The exercise: Which lines contain the string "军民情深"? Please list every one of them.
-- Start of Data excerpts --
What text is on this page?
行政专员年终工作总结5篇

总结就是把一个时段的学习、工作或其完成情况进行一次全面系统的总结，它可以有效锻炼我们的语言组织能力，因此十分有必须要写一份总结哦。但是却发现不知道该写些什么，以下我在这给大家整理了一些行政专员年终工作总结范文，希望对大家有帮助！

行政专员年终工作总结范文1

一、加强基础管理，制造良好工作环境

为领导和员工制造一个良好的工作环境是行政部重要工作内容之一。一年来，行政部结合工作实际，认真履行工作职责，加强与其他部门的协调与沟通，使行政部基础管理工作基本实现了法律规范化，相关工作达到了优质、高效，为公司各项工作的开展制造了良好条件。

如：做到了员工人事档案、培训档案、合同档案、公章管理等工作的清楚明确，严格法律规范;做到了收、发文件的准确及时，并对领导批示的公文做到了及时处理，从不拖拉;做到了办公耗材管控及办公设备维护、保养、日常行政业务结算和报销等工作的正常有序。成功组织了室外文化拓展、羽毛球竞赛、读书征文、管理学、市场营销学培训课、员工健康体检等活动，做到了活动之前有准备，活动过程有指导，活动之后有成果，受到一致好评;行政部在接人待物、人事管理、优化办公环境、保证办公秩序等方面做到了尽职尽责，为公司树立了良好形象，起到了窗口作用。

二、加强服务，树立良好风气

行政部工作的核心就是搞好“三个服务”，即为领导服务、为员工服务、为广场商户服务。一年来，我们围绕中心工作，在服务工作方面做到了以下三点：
-- End of Data excerpts --
-- Start of Data excerpts --
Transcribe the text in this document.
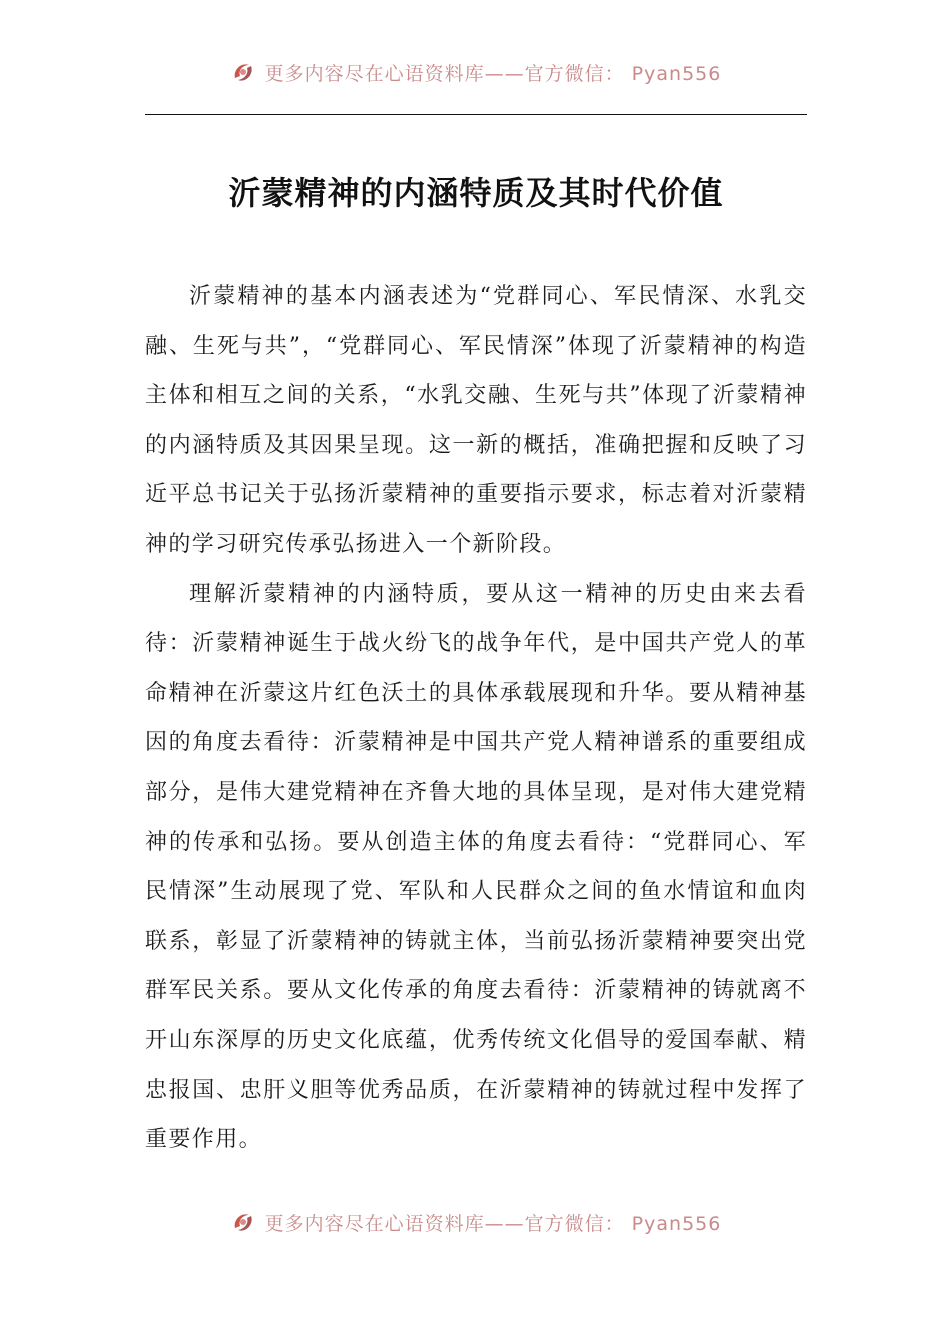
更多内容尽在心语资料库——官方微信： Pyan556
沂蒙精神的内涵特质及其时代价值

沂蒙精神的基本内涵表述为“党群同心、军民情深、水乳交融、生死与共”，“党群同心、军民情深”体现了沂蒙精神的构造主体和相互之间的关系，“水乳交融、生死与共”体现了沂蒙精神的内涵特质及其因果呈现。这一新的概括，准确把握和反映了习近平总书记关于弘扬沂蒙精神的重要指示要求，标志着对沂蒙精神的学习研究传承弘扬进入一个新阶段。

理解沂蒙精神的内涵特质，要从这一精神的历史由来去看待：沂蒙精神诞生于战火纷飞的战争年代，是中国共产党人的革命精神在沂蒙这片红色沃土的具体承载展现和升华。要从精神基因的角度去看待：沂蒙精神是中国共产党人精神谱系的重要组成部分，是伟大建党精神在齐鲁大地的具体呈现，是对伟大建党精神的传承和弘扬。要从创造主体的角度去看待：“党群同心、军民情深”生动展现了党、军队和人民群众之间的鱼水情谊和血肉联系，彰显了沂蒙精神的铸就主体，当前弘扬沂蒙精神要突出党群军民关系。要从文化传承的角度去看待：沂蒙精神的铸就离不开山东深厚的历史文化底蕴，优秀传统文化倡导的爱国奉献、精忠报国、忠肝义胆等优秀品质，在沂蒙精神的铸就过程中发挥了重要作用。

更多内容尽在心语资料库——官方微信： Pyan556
-- End of Data excerpts --
Answer to this task:
沂蒙精神的基本内涵表述为“党群同心、军民情深、水乳交融、生死与共”，“党群同心、军民情深”体现了沂蒙精神的构造主体和相互之间的关系，“水乳交融、生死与共”体现了沂蒙精神的内涵特质及其因果呈现。这一新的概括，准确把握和反映了习近平总书记关于弘扬沂蒙精神的重要指示要求，标志着对沂蒙精神的学习研究传承弘扬进入一个新阶段。
理解沂蒙精神的内涵特质，要从这一精神的历史由来去看待：沂蒙精神诞生于战火纷飞的战争年代，是中国共产党人的革命精神在沂蒙这片红色沃土的具体承载展现和升华。要从精神基因的角度去看待：沂蒙精神是中国共产党人精神谱系的重要组成部分，是伟大建党精神在齐鲁大地的具体呈现，是对伟大建党精神的传承和弘扬。要从创造主体的角度去看待：“党群同心、军民情深”生动展现了党、军队和人民群众之间的鱼水情谊和血肉联系，彰显了沂蒙精神的铸就主体，当前弘扬沂蒙精神要突出党群军民关系。要从文化传承的角度去看待：沂蒙精神的铸就离不开山东深厚的历史文化底蕴，优秀传统文化倡导的爱国奉献、精忠报国、忠肝义胆等优秀品质，在沂蒙精神的铸就过程中发挥了重要作用。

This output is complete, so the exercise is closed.